### Provided entries
------------------------------------------------

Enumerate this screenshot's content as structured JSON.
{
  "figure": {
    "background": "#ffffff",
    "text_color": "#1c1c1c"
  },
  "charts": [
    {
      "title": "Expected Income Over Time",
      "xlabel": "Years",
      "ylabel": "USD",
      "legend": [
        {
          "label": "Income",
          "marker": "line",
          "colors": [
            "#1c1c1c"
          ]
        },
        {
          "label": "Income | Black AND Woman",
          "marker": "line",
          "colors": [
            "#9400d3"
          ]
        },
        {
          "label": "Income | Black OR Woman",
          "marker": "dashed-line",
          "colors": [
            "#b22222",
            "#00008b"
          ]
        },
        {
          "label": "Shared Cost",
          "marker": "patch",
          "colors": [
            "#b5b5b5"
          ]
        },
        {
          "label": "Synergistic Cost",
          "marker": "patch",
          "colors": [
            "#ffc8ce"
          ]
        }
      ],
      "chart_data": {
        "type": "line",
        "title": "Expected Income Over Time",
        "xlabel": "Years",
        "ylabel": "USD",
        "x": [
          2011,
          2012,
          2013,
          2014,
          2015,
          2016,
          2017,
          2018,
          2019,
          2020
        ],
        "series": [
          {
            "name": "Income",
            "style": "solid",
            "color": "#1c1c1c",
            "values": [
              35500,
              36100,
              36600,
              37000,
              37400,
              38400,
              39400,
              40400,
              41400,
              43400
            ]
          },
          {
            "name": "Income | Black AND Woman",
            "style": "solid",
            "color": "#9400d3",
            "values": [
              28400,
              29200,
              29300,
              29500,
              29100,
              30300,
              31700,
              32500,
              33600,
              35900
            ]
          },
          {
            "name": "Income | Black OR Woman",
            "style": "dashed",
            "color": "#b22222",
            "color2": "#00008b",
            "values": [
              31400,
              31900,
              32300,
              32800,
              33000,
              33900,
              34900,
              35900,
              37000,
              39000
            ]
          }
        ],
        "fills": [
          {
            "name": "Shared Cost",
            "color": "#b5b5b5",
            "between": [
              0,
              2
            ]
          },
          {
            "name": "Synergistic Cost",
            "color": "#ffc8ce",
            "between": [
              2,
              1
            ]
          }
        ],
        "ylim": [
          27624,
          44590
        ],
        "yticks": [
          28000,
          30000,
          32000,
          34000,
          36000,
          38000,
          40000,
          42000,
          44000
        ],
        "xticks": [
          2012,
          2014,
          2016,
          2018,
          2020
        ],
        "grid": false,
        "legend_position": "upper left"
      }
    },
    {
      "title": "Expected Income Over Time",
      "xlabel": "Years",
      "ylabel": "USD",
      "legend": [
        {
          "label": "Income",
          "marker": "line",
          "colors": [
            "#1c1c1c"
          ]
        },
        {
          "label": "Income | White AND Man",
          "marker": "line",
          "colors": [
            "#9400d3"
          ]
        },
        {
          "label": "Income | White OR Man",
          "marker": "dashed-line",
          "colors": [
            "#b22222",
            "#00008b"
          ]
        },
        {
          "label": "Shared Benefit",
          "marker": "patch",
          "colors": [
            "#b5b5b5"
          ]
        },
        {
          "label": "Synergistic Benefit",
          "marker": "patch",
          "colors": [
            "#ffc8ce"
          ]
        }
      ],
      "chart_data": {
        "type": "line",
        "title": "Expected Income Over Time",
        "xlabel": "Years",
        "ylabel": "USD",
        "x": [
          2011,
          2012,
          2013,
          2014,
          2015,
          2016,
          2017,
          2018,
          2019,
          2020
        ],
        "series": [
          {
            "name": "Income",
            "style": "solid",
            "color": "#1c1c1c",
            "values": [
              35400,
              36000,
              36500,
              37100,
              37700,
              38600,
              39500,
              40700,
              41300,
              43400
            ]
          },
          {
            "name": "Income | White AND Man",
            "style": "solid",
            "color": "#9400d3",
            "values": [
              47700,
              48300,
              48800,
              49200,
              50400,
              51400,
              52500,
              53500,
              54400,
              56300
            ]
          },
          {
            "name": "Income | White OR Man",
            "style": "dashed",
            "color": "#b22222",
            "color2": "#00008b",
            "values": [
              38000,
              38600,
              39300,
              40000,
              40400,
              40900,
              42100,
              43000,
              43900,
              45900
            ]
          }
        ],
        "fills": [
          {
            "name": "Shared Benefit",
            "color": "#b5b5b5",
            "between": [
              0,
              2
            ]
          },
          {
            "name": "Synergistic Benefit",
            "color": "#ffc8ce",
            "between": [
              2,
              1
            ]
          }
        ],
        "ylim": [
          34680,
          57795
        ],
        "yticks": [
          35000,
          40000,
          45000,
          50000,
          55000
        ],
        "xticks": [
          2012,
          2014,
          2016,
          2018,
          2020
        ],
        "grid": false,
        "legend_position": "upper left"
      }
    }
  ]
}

------------------------------------------------

### Exercise details
Gather from the records above every line containing the string "Benefit".

### Solution to the problem
          "label": "Shared Benefit",
          "label": "Synergistic Benefit",
            "name": "Shared Benefit",
            "name": "Synergistic Benefit",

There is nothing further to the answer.